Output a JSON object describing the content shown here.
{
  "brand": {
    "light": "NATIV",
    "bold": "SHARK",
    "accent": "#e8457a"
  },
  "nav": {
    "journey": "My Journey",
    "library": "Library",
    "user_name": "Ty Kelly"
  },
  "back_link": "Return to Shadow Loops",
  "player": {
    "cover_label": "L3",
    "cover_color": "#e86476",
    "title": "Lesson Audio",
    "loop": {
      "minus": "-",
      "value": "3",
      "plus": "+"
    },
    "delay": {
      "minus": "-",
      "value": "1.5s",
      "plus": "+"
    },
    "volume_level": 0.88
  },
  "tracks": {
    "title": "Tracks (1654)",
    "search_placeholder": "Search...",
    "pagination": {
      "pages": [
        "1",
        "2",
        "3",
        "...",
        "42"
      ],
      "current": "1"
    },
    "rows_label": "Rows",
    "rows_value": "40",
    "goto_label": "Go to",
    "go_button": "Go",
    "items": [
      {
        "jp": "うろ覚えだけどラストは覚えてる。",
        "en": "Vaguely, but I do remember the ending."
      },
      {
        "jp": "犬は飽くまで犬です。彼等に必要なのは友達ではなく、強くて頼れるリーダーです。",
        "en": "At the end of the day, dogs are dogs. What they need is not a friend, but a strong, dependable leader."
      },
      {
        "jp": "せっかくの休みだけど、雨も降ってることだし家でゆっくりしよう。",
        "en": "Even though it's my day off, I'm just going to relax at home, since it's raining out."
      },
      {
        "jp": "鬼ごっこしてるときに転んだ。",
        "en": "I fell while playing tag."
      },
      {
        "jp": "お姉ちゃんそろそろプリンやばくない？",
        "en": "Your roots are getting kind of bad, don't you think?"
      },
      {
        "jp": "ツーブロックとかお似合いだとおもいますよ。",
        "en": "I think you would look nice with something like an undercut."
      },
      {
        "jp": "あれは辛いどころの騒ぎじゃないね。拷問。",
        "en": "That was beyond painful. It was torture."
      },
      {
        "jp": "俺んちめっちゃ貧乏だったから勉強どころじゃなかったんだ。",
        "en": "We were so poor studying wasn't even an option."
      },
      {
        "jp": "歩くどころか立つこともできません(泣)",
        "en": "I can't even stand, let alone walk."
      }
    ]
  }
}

-- WHAT TO DO --
Say how many lines in the records hold "think", with the number as the whole reply.

-- SOLUTION TO THIS EXERCISE --
2